**DIRECTIONS FOR THIS TASK**
Count the lines below that contain the word "placement" and give only that number.

Items from a figure collection
=====
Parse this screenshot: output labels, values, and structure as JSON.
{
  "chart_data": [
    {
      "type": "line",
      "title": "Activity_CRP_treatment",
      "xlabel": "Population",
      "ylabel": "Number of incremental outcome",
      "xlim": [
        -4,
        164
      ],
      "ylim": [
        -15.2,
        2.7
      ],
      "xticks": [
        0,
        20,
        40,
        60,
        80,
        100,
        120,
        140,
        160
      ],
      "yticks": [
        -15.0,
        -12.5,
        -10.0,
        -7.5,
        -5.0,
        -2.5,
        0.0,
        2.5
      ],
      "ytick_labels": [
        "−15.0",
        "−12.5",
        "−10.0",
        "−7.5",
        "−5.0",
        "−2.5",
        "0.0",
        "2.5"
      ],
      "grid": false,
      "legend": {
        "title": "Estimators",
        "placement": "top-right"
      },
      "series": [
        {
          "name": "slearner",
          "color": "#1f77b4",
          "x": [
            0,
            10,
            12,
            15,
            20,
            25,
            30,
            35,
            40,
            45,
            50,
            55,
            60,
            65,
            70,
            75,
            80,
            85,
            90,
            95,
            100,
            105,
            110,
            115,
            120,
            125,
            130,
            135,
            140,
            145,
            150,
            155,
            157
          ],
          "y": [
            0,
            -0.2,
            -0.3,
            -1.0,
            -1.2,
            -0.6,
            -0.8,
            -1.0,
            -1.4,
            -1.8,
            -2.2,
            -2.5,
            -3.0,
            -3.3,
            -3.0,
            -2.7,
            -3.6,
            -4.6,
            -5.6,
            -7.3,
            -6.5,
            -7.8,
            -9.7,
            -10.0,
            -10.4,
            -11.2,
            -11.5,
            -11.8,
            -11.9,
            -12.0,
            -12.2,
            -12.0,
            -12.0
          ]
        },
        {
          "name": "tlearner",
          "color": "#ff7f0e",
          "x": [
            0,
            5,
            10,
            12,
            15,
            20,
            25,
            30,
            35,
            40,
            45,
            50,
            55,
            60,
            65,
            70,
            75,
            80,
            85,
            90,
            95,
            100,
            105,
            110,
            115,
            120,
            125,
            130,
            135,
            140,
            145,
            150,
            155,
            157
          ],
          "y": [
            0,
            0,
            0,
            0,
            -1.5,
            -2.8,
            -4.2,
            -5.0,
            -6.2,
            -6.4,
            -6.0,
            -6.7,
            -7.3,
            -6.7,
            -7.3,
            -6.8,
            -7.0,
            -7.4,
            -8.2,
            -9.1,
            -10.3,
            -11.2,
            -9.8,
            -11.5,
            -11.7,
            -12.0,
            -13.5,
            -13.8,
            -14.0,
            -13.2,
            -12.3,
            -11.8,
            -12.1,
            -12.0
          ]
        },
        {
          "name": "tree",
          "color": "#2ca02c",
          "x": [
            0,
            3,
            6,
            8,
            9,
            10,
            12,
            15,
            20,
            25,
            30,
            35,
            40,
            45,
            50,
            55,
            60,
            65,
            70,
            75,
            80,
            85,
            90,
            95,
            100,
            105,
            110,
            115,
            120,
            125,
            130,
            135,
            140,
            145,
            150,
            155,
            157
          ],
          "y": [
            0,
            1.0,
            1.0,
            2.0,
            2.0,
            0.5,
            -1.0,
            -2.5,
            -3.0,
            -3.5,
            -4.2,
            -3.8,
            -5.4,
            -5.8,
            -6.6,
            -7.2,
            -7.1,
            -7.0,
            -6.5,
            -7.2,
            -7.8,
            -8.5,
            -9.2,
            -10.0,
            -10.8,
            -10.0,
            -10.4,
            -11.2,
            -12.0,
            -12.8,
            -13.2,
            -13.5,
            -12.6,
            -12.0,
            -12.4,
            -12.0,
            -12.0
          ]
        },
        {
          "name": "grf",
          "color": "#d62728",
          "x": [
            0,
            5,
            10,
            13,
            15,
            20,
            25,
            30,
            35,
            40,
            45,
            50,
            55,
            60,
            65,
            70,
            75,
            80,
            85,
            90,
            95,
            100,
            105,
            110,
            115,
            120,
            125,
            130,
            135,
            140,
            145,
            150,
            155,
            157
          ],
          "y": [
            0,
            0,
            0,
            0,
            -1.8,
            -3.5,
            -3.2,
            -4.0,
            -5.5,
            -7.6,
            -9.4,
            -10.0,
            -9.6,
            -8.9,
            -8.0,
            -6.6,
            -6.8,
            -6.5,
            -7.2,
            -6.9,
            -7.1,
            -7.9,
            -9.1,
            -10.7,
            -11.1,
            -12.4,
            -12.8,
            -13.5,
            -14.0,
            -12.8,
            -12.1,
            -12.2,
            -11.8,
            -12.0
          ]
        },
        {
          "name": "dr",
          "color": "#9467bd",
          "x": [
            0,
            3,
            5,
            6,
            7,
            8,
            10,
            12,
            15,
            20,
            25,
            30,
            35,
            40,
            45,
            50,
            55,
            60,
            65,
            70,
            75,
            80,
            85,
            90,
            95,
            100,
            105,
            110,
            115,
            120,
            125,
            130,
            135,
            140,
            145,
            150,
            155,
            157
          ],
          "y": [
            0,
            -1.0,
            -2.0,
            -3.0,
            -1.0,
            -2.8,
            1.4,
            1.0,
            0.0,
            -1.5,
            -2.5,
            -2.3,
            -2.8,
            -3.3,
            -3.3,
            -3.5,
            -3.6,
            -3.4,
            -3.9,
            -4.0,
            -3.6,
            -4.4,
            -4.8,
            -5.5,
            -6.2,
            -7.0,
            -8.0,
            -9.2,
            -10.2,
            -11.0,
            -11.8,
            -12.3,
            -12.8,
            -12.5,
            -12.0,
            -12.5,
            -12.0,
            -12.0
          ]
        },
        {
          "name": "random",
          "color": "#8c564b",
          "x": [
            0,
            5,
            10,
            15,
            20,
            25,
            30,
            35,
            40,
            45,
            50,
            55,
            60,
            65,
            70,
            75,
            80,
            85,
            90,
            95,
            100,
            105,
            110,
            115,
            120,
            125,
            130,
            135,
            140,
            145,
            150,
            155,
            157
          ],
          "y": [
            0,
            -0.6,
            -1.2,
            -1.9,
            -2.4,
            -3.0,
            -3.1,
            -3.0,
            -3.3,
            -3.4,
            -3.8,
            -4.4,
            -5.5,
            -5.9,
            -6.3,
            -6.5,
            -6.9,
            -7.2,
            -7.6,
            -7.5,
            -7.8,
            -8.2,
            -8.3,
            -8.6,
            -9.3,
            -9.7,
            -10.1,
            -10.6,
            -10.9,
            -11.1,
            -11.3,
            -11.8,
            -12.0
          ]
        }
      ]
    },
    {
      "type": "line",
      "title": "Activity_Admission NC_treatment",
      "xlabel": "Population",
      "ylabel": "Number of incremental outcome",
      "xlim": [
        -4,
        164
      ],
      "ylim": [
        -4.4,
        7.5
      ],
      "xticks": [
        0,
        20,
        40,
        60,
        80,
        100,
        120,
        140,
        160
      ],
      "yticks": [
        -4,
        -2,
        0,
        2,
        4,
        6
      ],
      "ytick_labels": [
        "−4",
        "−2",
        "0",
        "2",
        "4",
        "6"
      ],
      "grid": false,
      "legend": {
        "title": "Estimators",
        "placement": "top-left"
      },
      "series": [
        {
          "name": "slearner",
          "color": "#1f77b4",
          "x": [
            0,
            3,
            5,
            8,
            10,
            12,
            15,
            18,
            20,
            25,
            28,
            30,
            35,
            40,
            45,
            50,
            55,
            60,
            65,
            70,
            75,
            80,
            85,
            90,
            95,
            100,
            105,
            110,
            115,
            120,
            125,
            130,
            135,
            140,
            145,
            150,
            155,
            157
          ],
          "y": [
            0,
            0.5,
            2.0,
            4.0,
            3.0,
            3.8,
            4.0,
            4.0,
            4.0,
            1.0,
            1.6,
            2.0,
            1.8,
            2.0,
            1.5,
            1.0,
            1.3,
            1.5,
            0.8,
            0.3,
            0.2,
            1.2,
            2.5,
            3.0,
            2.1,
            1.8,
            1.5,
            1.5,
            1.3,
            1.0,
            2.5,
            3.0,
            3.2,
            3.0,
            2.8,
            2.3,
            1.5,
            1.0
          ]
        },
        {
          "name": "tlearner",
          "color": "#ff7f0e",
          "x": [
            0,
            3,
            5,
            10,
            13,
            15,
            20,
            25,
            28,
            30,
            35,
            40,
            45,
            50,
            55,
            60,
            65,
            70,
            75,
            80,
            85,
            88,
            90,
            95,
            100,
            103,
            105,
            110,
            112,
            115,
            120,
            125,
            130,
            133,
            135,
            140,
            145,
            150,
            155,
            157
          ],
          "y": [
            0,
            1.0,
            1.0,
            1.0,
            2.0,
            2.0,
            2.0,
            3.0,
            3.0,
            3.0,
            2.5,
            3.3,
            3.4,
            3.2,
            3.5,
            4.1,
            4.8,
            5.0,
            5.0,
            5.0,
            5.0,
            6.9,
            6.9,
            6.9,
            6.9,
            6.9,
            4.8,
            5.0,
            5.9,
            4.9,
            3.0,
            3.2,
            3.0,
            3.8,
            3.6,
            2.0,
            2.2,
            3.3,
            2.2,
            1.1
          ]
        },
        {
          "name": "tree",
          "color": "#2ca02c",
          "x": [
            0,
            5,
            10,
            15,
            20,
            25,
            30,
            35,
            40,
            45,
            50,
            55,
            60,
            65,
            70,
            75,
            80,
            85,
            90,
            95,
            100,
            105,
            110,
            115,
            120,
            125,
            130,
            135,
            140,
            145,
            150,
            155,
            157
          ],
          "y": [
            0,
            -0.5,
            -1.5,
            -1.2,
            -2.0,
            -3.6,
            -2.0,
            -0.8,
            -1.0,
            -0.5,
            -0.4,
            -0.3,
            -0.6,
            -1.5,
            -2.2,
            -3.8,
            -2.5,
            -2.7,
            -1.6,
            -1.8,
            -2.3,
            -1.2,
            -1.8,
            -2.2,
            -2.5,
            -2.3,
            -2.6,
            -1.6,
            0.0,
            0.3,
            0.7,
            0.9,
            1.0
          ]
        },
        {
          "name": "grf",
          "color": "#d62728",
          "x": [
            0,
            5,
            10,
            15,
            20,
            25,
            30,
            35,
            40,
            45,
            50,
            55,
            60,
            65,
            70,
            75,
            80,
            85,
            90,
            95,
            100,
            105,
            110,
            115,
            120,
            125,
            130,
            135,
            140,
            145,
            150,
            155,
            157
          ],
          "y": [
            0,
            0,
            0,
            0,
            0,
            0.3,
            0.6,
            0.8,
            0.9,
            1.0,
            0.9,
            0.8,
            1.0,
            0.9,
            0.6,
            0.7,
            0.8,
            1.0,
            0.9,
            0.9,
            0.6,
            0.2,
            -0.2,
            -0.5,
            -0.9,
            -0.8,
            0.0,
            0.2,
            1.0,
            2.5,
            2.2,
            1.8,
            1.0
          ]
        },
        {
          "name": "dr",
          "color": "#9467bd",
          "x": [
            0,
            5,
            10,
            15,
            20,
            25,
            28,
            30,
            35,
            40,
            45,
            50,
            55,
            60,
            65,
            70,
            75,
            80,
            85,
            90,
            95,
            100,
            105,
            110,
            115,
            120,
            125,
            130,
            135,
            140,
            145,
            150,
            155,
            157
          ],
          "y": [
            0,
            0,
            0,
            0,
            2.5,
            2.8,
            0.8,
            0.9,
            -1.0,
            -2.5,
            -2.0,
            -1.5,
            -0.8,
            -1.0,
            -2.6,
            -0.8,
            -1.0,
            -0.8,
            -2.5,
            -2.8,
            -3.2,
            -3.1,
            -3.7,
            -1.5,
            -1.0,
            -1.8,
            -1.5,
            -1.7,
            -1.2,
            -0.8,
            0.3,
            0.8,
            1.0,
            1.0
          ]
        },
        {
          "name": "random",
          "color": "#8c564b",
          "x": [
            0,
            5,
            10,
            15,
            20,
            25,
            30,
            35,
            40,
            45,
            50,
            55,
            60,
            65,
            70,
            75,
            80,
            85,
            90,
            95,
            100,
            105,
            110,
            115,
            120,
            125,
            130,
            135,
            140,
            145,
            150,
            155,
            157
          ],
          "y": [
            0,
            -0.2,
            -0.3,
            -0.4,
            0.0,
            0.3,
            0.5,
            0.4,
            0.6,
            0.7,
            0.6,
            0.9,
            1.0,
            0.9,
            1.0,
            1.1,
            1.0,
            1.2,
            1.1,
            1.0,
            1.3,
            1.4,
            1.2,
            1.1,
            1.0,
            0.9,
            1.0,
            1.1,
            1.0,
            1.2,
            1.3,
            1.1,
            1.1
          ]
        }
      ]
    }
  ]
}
=====
**COMPLETE RESPONSE**
2